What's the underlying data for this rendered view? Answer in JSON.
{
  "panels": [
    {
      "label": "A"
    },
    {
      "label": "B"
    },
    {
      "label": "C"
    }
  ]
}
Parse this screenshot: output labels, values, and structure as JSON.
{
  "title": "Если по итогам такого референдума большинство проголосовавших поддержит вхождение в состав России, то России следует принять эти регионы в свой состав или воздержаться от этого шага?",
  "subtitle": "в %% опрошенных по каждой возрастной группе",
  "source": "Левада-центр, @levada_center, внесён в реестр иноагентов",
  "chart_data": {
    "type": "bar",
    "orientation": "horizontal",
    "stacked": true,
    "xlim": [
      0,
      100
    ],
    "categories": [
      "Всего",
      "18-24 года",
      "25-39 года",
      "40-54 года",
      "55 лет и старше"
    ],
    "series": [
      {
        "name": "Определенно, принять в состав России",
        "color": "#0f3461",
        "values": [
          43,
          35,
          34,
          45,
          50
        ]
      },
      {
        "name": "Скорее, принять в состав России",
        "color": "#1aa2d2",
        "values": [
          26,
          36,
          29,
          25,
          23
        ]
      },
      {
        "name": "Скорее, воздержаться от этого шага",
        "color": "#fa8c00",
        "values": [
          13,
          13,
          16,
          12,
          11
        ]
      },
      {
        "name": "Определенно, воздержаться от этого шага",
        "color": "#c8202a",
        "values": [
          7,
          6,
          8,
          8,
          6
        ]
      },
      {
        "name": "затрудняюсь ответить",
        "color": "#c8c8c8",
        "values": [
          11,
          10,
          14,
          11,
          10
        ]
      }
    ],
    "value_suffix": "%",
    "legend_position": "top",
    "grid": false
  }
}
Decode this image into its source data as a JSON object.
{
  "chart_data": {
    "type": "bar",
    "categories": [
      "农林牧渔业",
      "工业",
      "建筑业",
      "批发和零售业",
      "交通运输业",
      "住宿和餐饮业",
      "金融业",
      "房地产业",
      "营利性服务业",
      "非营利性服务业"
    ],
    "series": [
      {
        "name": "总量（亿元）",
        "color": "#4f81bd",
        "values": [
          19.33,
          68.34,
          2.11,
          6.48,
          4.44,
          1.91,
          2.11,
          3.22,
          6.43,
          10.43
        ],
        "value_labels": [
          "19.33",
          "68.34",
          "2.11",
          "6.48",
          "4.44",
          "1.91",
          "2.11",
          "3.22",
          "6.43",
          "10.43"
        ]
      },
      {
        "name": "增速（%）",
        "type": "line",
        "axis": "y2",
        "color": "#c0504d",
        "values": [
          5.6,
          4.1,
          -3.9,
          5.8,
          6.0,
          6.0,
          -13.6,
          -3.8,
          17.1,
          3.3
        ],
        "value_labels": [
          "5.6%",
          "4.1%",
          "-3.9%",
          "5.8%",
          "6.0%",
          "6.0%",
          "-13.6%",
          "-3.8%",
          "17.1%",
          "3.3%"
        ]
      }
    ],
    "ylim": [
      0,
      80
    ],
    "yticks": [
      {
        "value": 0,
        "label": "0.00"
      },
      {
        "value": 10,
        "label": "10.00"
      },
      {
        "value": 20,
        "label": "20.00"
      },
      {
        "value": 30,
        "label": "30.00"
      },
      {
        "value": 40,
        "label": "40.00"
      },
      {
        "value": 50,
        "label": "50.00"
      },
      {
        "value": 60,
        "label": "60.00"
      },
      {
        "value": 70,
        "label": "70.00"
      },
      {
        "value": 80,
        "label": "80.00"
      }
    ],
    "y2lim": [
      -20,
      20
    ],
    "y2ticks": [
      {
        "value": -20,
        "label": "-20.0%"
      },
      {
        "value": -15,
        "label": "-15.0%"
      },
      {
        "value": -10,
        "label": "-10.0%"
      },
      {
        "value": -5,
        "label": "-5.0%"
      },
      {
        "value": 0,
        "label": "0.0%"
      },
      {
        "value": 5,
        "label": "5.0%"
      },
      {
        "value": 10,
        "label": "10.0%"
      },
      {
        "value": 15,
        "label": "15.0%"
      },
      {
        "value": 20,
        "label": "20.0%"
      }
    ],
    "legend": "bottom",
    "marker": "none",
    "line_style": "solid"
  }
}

_WORK REQUIRED_
Extract each line of the material exactly as it stands.

_SOLUTION FOR THIS PROBLEM_
What's the underlying data for this rendered view? Answer in JSON.
{
  "panels": [
    {
      "label": "A"
    },
    {
      "label": "B"
    },
    {
      "label": "C"
    }
  ]
}
Parse this screenshot: output labels, values, and structure as JSON.
{
  "title": "Если по итогам такого референдума большинство проголосовавших поддержит вхождение в состав России, то России следует принять эти регионы в свой состав или воздержаться от этого шага?",
  "subtitle": "в %% опрошенных по каждой возрастной группе",
  "source": "Левада-центр, @levada_center, внесён в реестр иноагентов",
  "chart_data": {
    "type": "bar",
    "orientation": "horizontal",
    "stacked": true,
    "xlim": [
      0,
      100
    ],
    "categories": [
      "Всего",
      "18-24 года",
      "25-39 года",
      "40-54 года",
      "55 лет и старше"
    ],
    "series": [
      {
        "name": "Определенно, принять в состав России",
        "color": "#0f3461",
        "values": [
          43,
          35,
          34,
          45,
          50
        ]
      },
      {
        "name": "Скорее, принять в состав России",
        "color": "#1aa2d2",
        "values": [
          26,
          36,
          29,
          25,
          23
        ]
      },
      {
        "name": "Скорее, воздержаться от этого шага",
        "color": "#fa8c00",
        "values": [
          13,
          13,
          16,
          12,
          11
        ]
      },
      {
        "name": "Определенно, воздержаться от этого шага",
        "color": "#c8202a",
        "values": [
          7,
          6,
          8,
          8,
          6
        ]
      },
      {
        "name": "затрудняюсь ответить",
        "color": "#c8c8c8",
        "values": [
          11,
          10,
          14,
          11,
          10
        ]
      }
    ],
    "value_suffix": "%",
    "legend_position": "top",
    "grid": false
  }
}
Decode this image into its source data as a JSON object.
{
  "chart_data": {
    "type": "bar",
    "categories": [
      "农林牧渔业",
      "工业",
      "建筑业",
      "批发和零售业",
      "交通运输业",
      "住宿和餐饮业",
      "金融业",
      "房地产业",
      "营利性服务业",
      "非营利性服务业"
    ],
    "series": [
      {
        "name": "总量（亿元）",
        "color": "#4f81bd",
        "values": [
          19.33,
          68.34,
          2.11,
          6.48,
          4.44,
          1.91,
          2.11,
          3.22,
          6.43,
          10.43
        ],
        "value_labels": [
          "19.33",
          "68.34",
          "2.11",
          "6.48",
          "4.44",
          "1.91",
          "2.11",
          "3.22",
          "6.43",
          "10.43"
        ]
      },
      {
        "name": "增速（%）",
        "type": "line",
        "axis": "y2",
        "color": "#c0504d",
        "values": [
          5.6,
          4.1,
          -3.9,
          5.8,
          6.0,
          6.0,
          -13.6,
          -3.8,
          17.1,
          3.3
        ],
        "value_labels": [
          "5.6%",
          "4.1%",
          "-3.9%",
          "5.8%",
          "6.0%",
          "6.0%",
          "-13.6%",
          "-3.8%",
          "17.1%",
          "3.3%"
        ]
      }
    ],
    "ylim": [
      0,
      80
    ],
    "yticks": [
      {
        "value": 0,
        "label": "0.00"
      },
      {
        "value": 10,
        "label": "10.00"
      },
      {
        "value": 20,
        "label": "20.00"
      },
      {
        "value": 30,
        "label": "30.00"
      },
      {
        "value": 40,
        "label": "40.00"
      },
      {
        "value": 50,
        "label": "50.00"
      },
      {
        "value": 60,
        "label": "60.00"
      },
      {
        "value": 70,
        "label": "70.00"
      },
      {
        "value": 80,
        "label": "80.00"
      }
    ],
    "y2lim": [
      -20,
      20
    ],
    "y2ticks": [
      {
        "value": -20,
        "label": "-20.0%"
      },
      {
        "value": -15,
        "label": "-15.0%"
      },
      {
        "value": -10,
        "label": "-10.0%"
      },
      {
        "value": -5,
        "label": "-5.0%"
      },
      {
        "value": 0,
        "label": "0.0%"
      },
      {
        "value": 5,
        "label": "5.0%"
      },
      {
        "value": 10,
        "label": "10.0%"
      },
      {
        "value": 15,
        "label": "15.0%"
      },
      {
        "value": 20,
        "label": "20.0%"
      }
    ],
    "legend": "bottom",
    "marker": "none",
    "line_style": "solid"
  }
}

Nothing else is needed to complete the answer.